Reproduce the full listing that appears beneath this instruction exactly.

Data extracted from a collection

++++

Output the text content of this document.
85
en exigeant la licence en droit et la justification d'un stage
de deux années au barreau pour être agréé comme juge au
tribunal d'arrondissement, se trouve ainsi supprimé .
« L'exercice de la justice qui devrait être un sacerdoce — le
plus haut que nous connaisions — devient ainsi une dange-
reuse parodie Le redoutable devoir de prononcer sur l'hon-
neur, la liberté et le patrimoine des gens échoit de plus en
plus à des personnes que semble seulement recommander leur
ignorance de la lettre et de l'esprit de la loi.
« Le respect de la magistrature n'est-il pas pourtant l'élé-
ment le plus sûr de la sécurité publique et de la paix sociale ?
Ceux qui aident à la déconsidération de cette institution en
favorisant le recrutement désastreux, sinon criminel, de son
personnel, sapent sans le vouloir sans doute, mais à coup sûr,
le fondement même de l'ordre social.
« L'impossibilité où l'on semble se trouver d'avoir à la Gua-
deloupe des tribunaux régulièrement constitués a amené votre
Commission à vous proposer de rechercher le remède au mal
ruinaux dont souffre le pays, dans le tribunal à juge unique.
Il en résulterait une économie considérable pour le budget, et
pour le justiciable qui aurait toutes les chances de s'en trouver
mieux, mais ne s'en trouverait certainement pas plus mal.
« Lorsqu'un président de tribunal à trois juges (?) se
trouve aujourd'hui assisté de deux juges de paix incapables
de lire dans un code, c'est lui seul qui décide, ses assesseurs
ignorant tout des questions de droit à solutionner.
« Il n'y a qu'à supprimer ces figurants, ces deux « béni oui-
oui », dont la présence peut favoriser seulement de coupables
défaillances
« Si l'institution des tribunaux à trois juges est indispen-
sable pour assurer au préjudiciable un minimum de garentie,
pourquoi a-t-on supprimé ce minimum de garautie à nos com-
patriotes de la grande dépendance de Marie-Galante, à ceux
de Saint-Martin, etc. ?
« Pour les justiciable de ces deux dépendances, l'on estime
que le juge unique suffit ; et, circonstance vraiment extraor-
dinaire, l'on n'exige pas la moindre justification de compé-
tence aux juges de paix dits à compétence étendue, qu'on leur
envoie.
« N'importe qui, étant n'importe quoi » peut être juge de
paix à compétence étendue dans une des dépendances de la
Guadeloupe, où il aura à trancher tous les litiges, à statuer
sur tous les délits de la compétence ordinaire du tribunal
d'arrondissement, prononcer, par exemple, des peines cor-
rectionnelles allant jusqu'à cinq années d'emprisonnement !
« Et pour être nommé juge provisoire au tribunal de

++++

◆ **Solved exercise**
Output the text content of this document.
85
en exigeant la licence en droit et la justification d'un stage
de deux années au barreau pour être agréé comme juge au
tribunal d'arrondissement, se trouve ainsi supprimé .
« L'exercice de la justice qui devrait être un sacerdoce — le
plus haut que nous connaisions — devient ainsi une dange-
reuse parodie Le redoutable devoir de prononcer sur l'hon-
neur, la liberté et le patrimoine des gens échoit de plus en
plus à des personnes que semble seulement recommander leur
ignorance de la lettre et de l'esprit de la loi.
« Le respect de la magistrature n'est-il pas pourtant l'élé-
ment le plus sûr de la sécurité publique et de la paix sociale ?
Ceux qui aident à la déconsidération de cette institution en
favorisant le recrutement désastreux, sinon criminel, de son
personnel, sapent sans le vouloir sans doute, mais à coup sûr,
le fondement même de l'ordre social.
« L'impossibilité où l'on semble se trouver d'avoir à la Gua-
deloupe des tribunaux régulièrement constitués a amené votre
Commission à vous proposer de rechercher le remède au mal
ruinaux dont souffre le pays, dans le tribunal à juge unique.
Il en résulterait une économie considérable pour le budget, et
pour le justiciable qui aurait toutes les chances de s'en trouver
mieux, mais ne s'en trouverait certainement pas plus mal.
« Lorsqu'un président de tribunal à trois juges (?) se
trouve aujourd'hui assisté de deux juges de paix incapables
de lire dans un code, c'est lui seul qui décide, ses assesseurs
ignorant tout des questions de droit à solutionner.
« Il n'y a qu'à supprimer ces figurants, ces deux « béni oui-
oui », dont la présence peut favoriser seulement de coupables
défaillances
« Si l'institution des tribunaux à trois juges est indispen-
sable pour assurer au préjudiciable un minimum de garentie,
pourquoi a-t-on supprimé ce minimum de garautie à nos com-
patriotes de la grande dépendance de Marie-Galante, à ceux
de Saint-Martin, etc. ?
« Pour les justiciable de ces deux dépendances, l'on estime
que le juge unique suffit ; et, circonstance vraiment extraor-
dinaire, l'on n'exige pas la moindre justification de compé-
tence aux juges de paix dits à compétence étendue, qu'on leur
envoie.
« N'importe qui, étant n'importe quoi » peut être juge de
paix à compétence étendue dans une des dépendances de la
Guadeloupe, où il aura à trancher tous les litiges, à statuer
sur tous les délits de la compétence ordinaire du tribunal
d'arrondissement, prononcer, par exemple, des peines cor-
rectionnelles allant jusqu'à cinq années d'emprisonnement !
« Et pour être nommé juge provisoire au tribunal de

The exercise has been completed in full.